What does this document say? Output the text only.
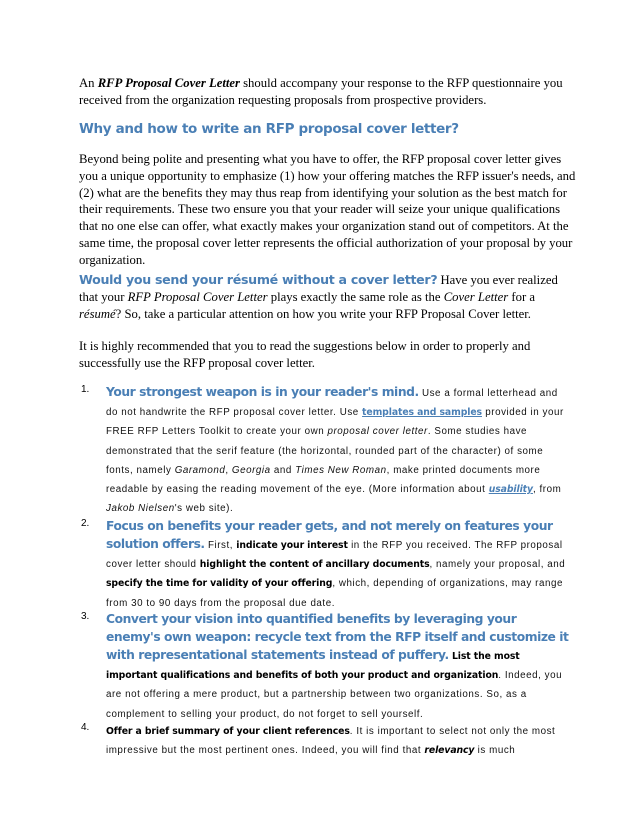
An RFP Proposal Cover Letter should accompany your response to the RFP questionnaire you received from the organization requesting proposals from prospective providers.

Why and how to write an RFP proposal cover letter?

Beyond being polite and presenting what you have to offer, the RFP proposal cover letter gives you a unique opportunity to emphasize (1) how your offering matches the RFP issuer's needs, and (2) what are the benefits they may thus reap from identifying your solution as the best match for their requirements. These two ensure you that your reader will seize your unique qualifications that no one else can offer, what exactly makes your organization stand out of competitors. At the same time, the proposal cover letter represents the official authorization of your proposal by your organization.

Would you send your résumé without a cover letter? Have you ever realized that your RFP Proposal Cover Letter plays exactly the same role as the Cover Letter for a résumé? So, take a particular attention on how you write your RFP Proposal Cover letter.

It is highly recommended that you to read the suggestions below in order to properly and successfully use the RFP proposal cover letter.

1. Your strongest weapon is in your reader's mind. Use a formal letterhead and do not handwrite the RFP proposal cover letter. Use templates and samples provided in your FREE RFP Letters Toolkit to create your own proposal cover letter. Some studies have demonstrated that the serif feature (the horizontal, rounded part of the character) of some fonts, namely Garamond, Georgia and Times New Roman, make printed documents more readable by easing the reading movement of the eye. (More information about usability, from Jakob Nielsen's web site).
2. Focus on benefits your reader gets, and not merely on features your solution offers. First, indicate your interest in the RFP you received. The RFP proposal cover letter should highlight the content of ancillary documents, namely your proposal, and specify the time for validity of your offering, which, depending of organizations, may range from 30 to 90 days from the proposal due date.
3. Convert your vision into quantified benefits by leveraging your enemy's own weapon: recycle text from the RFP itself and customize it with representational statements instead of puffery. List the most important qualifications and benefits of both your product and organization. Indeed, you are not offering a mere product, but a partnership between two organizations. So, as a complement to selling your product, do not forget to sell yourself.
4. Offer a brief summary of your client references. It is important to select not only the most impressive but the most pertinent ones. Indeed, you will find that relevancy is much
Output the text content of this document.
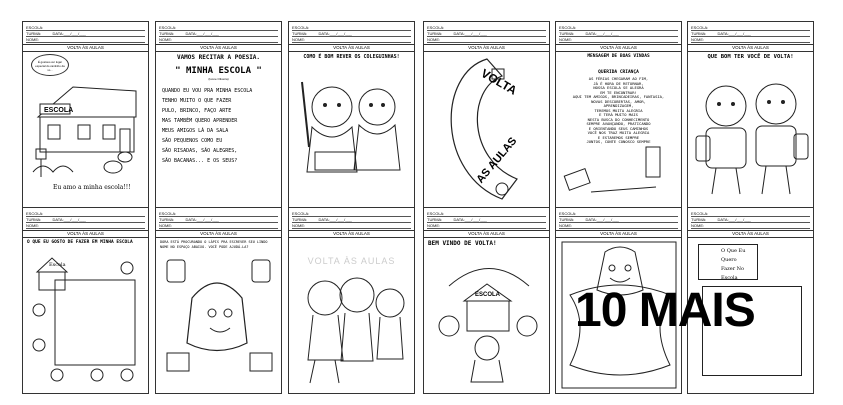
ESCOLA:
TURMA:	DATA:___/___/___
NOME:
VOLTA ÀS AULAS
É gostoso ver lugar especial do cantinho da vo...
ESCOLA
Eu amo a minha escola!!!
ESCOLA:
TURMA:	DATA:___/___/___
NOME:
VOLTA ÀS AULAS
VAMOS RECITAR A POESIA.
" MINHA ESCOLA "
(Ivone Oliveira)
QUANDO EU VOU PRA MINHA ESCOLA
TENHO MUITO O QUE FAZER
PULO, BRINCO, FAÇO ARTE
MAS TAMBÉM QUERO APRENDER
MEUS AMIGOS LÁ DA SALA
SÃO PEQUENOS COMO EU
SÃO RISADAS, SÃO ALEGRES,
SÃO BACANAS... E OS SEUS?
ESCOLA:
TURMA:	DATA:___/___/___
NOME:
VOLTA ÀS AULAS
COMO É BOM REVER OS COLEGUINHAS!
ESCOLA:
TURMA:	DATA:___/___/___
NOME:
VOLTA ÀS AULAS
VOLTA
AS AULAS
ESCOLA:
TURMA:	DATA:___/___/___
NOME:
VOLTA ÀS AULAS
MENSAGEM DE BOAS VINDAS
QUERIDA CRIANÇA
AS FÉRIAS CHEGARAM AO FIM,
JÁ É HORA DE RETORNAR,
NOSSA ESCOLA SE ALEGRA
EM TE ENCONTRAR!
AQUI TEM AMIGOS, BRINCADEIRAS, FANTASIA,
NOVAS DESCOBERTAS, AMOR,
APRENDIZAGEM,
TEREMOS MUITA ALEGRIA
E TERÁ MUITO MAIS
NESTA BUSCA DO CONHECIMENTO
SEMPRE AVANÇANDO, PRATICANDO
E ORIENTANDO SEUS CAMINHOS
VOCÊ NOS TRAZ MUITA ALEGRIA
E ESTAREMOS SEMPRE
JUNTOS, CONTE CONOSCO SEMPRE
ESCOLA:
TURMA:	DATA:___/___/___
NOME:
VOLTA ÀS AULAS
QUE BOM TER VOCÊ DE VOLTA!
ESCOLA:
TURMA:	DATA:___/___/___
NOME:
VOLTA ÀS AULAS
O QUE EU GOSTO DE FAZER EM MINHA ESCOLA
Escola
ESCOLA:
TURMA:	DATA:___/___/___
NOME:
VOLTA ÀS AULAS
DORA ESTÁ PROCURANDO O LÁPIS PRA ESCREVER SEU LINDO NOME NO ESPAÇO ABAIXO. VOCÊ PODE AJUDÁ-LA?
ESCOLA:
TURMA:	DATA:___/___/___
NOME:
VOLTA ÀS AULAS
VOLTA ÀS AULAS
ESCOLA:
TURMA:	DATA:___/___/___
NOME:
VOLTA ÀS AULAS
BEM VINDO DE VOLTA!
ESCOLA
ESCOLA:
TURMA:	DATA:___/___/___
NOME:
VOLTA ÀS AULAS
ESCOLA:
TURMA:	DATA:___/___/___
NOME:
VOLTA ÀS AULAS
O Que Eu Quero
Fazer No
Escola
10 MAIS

--

EXERCISE BRIEF: Copy the data word for word. Pictures do not go in the copy.

FULL ANSWER:
What does this document say? Output the text only.
An RFP Proposal Cover Letter should accompany your response to the RFP questionnaire you received from the organization requesting proposals from prospective providers.

Why and how to write an RFP proposal cover letter?

Beyond being polite and presenting what you have to offer, the RFP proposal cover letter gives you a unique opportunity to emphasize (1) how your offering matches the RFP issuer's needs, and (2) what are the benefits they may thus reap from identifying your solution as the best match for their requirements. These two ensure you that your reader will seize your unique qualifications that no one else can offer, what exactly makes your organization stand out of competitors. At the same time, the proposal cover letter represents the official authorization of your proposal by your organization.

Would you send your résumé without a cover letter? Have you ever realized that your RFP Proposal Cover Letter plays exactly the same role as the Cover Letter for a résumé? So, take a particular attention on how you write your RFP Proposal Cover letter.

It is highly recommended that you to read the suggestions below in order to properly and successfully use the RFP proposal cover letter.

1. Your strongest weapon is in your reader's mind. Use a formal letterhead and do not handwrite the RFP proposal cover letter. Use templates and samples provided in your FREE RFP Letters Toolkit to create your own proposal cover letter. Some studies have demonstrated that the serif feature (the horizontal, rounded part of the character) of some fonts, namely Garamond, Georgia and Times New Roman, make printed documents more readable by easing the reading movement of the eye. (More information about usability, from Jakob Nielsen's web site).
2. Focus on benefits your reader gets, and not merely on features your solution offers. First, indicate your interest in the RFP you received. The RFP proposal cover letter should highlight the content of ancillary documents, namely your proposal, and specify the time for validity of your offering, which, depending of organizations, may range from 30 to 90 days from the proposal due date.
3. Convert your vision into quantified benefits by leveraging your enemy's own weapon: recycle text from the RFP itself and customize it with representational statements instead of puffery. List the most important qualifications and benefits of both your product and organization. Indeed, you are not offering a mere product, but a partnership between two organizations. So, as a complement to selling your product, do not forget to sell yourself.
4. Offer a brief summary of your client references. It is important to select not only the most impressive but the most pertinent ones. Indeed, you will find that relevancy is much
Output the text content of this document.
ESCOLA:
TURMA:	DATA:___/___/___
NOME:
VOLTA ÀS AULAS
É gostoso ver lugar especial do cantinho da vo...
ESCOLA
Eu amo a minha escola!!!
ESCOLA:
TURMA:	DATA:___/___/___
NOME:
VOLTA ÀS AULAS
VAMOS RECITAR A POESIA.
" MINHA ESCOLA "
(Ivone Oliveira)
QUANDO EU VOU PRA MINHA ESCOLA
TENHO MUITO O QUE FAZER
PULO, BRINCO, FAÇO ARTE
MAS TAMBÉM QUERO APRENDER
MEUS AMIGOS LÁ DA SALA
SÃO PEQUENOS COMO EU
SÃO RISADAS, SÃO ALEGRES,
SÃO BACANAS... E OS SEUS?
ESCOLA:
TURMA:	DATA:___/___/___
NOME:
VOLTA ÀS AULAS
COMO É BOM REVER OS COLEGUINHAS!
ESCOLA:
TURMA:	DATA:___/___/___
NOME:
VOLTA ÀS AULAS
VOLTA
AS AULAS
ESCOLA:
TURMA:	DATA:___/___/___
NOME:
VOLTA ÀS AULAS
MENSAGEM DE BOAS VINDAS
QUERIDA CRIANÇA
AS FÉRIAS CHEGARAM AO FIM,
JÁ É HORA DE RETORNAR,
NOSSA ESCOLA SE ALEGRA
EM TE ENCONTRAR!
AQUI TEM AMIGOS, BRINCADEIRAS, FANTASIA,
NOVAS DESCOBERTAS, AMOR,
APRENDIZAGEM,
TEREMOS MUITA ALEGRIA
E TERÁ MUITO MAIS
NESTA BUSCA DO CONHECIMENTO
SEMPRE AVANÇANDO, PRATICANDO
E ORIENTANDO SEUS CAMINHOS
VOCÊ NOS TRAZ MUITA ALEGRIA
E ESTAREMOS SEMPRE
JUNTOS, CONTE CONOSCO SEMPRE
ESCOLA:
TURMA:	DATA:___/___/___
NOME:
VOLTA ÀS AULAS
QUE BOM TER VOCÊ DE VOLTA!
ESCOLA:
TURMA:	DATA:___/___/___
NOME:
VOLTA ÀS AULAS
O QUE EU GOSTO DE FAZER EM MINHA ESCOLA
Escola
ESCOLA:
TURMA:	DATA:___/___/___
NOME:
VOLTA ÀS AULAS
DORA ESTÁ PROCURANDO O LÁPIS PRA ESCREVER SEU LINDO NOME NO ESPAÇO ABAIXO. VOCÊ PODE AJUDÁ-LA?
ESCOLA:
TURMA:	DATA:___/___/___
NOME:
VOLTA ÀS AULAS
VOLTA ÀS AULAS
ESCOLA:
TURMA:	DATA:___/___/___
NOME:
VOLTA ÀS AULAS
BEM VINDO DE VOLTA!
ESCOLA
ESCOLA:
TURMA:	DATA:___/___/___
NOME:
VOLTA ÀS AULAS
ESCOLA:
TURMA:	DATA:___/___/___
NOME:
VOLTA ÀS AULAS
O Que Eu Quero
Fazer No
Escola
10 MAIS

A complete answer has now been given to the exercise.